Exercise description ▸ Extract the listing below in full, unchanged.

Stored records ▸
********************

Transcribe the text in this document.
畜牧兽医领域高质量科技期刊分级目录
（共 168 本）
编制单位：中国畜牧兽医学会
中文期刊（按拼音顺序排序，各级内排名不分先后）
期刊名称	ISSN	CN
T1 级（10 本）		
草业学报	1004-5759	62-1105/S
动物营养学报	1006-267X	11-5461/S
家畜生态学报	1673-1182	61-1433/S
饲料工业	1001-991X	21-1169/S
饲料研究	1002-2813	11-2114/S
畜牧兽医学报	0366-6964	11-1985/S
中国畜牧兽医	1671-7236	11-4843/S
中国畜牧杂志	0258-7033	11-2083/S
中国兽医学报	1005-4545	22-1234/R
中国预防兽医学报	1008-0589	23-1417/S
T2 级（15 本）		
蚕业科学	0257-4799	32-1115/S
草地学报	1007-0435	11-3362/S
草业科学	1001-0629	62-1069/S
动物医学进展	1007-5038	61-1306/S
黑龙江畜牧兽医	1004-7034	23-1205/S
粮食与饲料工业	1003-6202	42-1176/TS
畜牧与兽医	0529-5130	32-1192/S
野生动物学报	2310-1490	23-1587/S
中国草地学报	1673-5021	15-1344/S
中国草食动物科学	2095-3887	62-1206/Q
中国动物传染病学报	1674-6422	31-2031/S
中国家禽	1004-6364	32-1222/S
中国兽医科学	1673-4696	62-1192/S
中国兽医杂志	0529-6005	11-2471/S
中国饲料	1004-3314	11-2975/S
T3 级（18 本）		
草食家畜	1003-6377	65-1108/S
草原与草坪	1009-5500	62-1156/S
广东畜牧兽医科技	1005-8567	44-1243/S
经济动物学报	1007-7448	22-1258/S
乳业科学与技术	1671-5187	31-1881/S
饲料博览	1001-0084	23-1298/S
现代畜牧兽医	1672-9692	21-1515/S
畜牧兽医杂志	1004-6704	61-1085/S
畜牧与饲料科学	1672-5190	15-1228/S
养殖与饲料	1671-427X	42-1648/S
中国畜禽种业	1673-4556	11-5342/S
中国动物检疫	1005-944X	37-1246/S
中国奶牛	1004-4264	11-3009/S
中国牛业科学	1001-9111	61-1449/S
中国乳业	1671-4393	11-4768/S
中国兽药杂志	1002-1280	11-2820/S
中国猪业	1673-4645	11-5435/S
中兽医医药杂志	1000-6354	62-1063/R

********************

Exercise solution ▸
Transcribe the text in this document.
畜牧兽医领域高质量科技期刊分级目录
（共 168 本）
编制单位：中国畜牧兽医学会
中文期刊（按拼音顺序排序，各级内排名不分先后）
期刊名称	ISSN	CN
T1 级（10 本）		
草业学报	1004-5759	62-1105/S
动物营养学报	1006-267X	11-5461/S
家畜生态学报	1673-1182	61-1433/S
饲料工业	1001-991X	21-1169/S
饲料研究	1002-2813	11-2114/S
畜牧兽医学报	0366-6964	11-1985/S
中国畜牧兽医	1671-7236	11-4843/S
中国畜牧杂志	0258-7033	11-2083/S
中国兽医学报	1005-4545	22-1234/R
中国预防兽医学报	1008-0589	23-1417/S
T2 级（15 本）		
蚕业科学	0257-4799	32-1115/S
草地学报	1007-0435	11-3362/S
草业科学	1001-0629	62-1069/S
动物医学进展	1007-5038	61-1306/S
黑龙江畜牧兽医	1004-7034	23-1205/S
粮食与饲料工业	1003-6202	42-1176/TS
畜牧与兽医	0529-5130	32-1192/S
野生动物学报	2310-1490	23-1587/S
中国草地学报	1673-5021	15-1344/S
中国草食动物科学	2095-3887	62-1206/Q
中国动物传染病学报	1674-6422	31-2031/S
中国家禽	1004-6364	32-1222/S
中国兽医科学	1673-4696	62-1192/S
中国兽医杂志	0529-6005	11-2471/S
中国饲料	1004-3314	11-2975/S
T3 级（18 本）		
草食家畜	1003-6377	65-1108/S
草原与草坪	1009-5500	62-1156/S
广东畜牧兽医科技	1005-8567	44-1243/S
经济动物学报	1007-7448	22-1258/S
乳业科学与技术	1671-5187	31-1881/S
饲料博览	1001-0084	23-1298/S
现代畜牧兽医	1672-9692	21-1515/S
畜牧兽医杂志	1004-6704	61-1085/S
畜牧与饲料科学	1672-5190	15-1228/S
养殖与饲料	1671-427X	42-1648/S
中国畜禽种业	1673-4556	11-5342/S
中国动物检疫	1005-944X	37-1246/S
中国奶牛	1004-4264	11-3009/S
中国牛业科学	1001-9111	61-1449/S
中国乳业	1671-4393	11-4768/S
中国兽药杂志	1002-1280	11-2820/S
中国猪业	1673-4645	11-5435/S
中兽医医药杂志	1000-6354	62-1063/R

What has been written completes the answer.